◆ THE REQUEST: Rewrite the items below with "Enumerate" replaced by "List" and everything else unchanged, leaving out the pictures.

◆ RECORDS FOR THE TASK:

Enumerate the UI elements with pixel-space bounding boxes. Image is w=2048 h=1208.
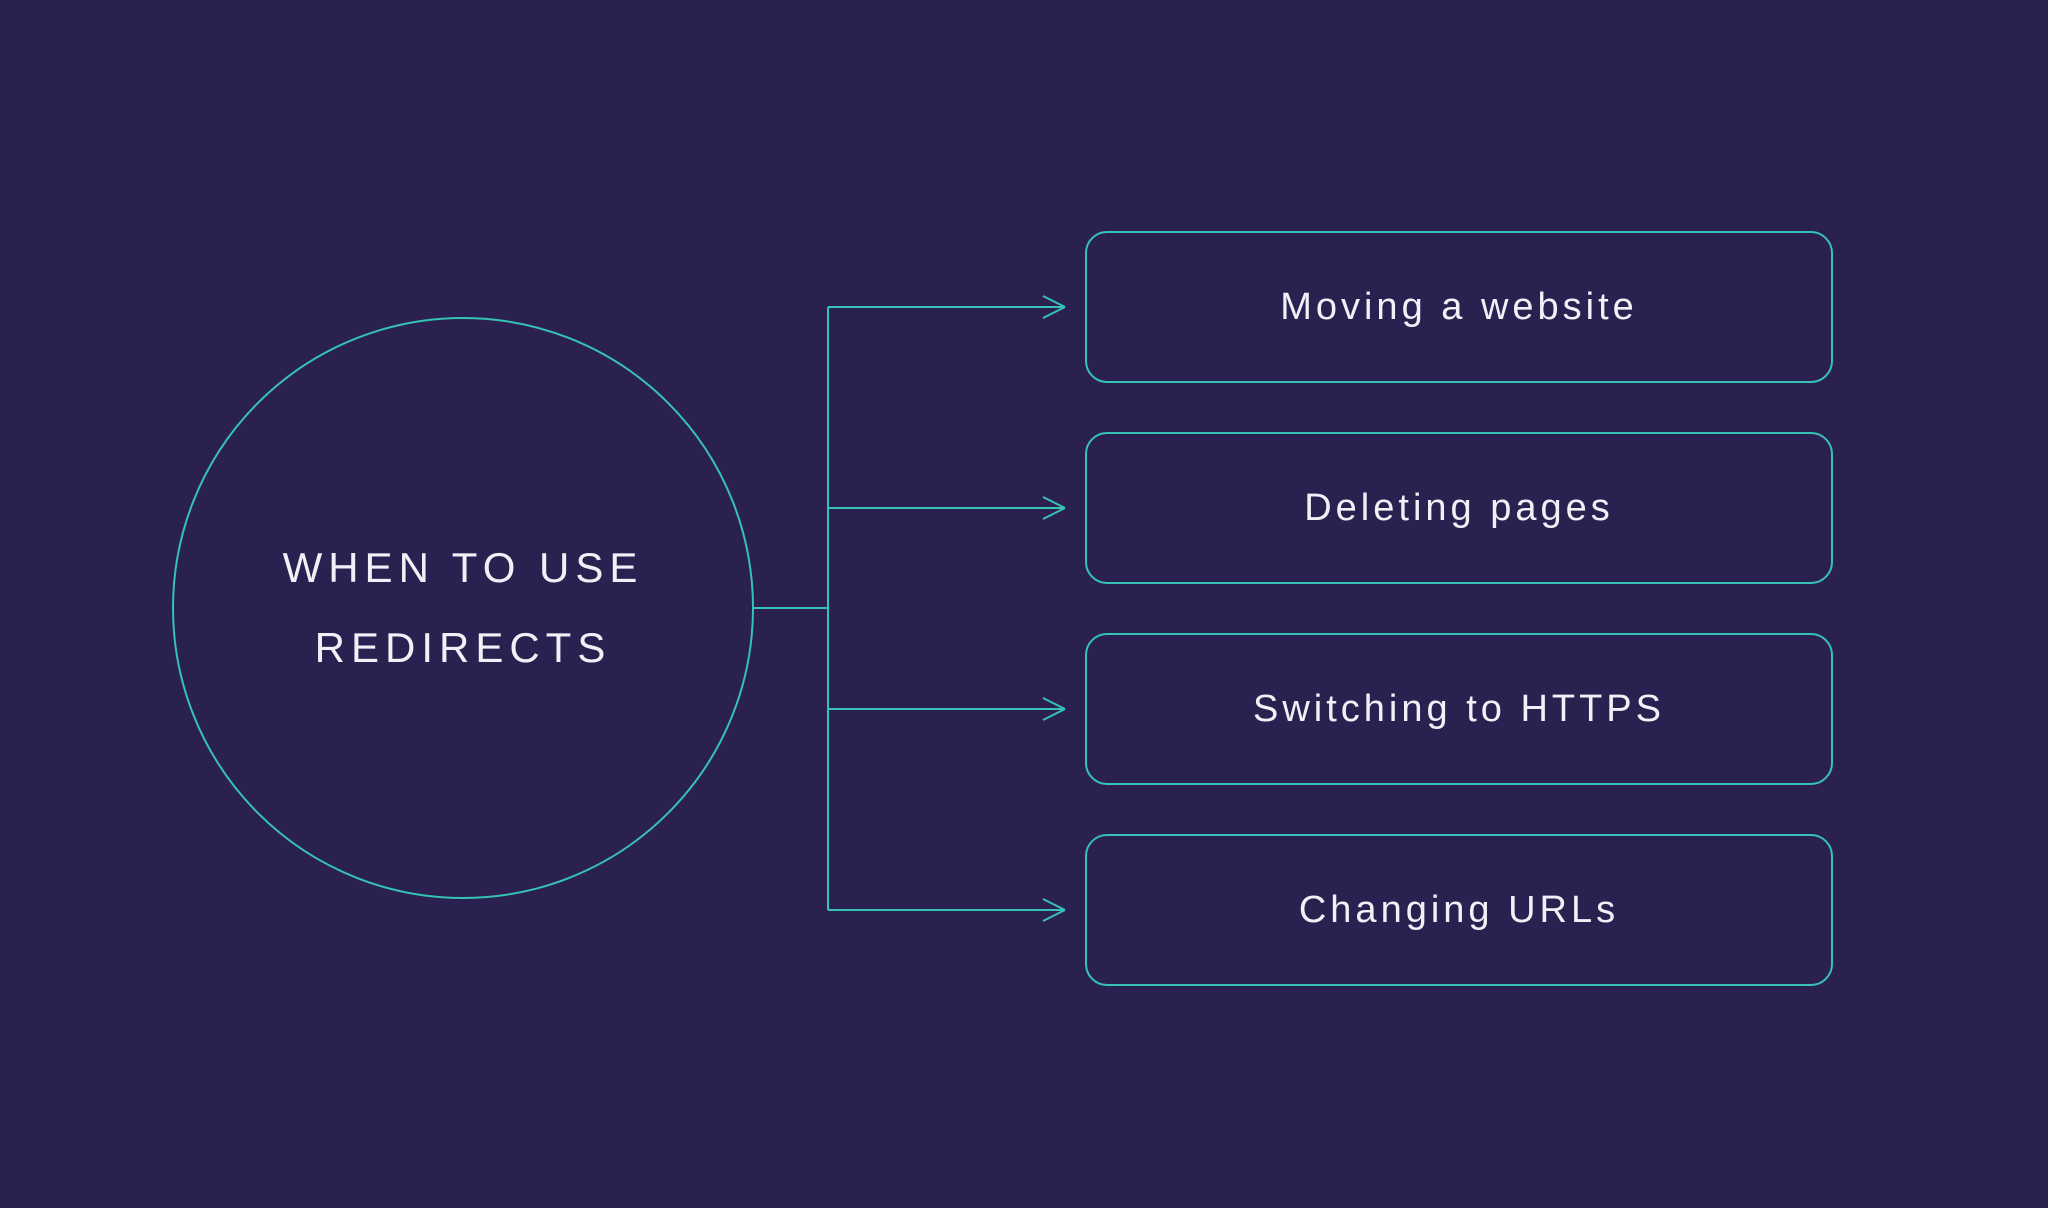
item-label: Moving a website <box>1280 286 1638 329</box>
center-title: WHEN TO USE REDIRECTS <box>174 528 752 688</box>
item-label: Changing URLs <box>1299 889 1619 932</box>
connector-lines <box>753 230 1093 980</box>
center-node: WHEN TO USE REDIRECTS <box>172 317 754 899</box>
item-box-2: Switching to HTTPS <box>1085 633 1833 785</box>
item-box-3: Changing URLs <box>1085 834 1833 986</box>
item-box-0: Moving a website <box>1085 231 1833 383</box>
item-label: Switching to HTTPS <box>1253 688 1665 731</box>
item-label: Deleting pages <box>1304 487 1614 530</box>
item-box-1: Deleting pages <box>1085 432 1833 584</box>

◆ TASK OUTPUT:
List the UI elements with pixel-space bounding boxes. Image is w=2048 h=1208.
item-label: Moving a website <box>1280 286 1638 329</box>
center-title: WHEN TO USE REDIRECTS <box>174 528 752 688</box>
item-label: Changing URLs <box>1299 889 1619 932</box>
connector-lines <box>753 230 1093 980</box>
center-node: WHEN TO USE REDIRECTS <box>172 317 754 899</box>
item-box-2: Switching to HTTPS <box>1085 633 1833 785</box>
item-box-3: Changing URLs <box>1085 834 1833 986</box>
item-box-0: Moving a website <box>1085 231 1833 383</box>
item-label: Switching to HTTPS <box>1253 688 1665 731</box>
item-label: Deleting pages <box>1304 487 1614 530</box>
item-box-1: Deleting pages <box>1085 432 1833 584</box>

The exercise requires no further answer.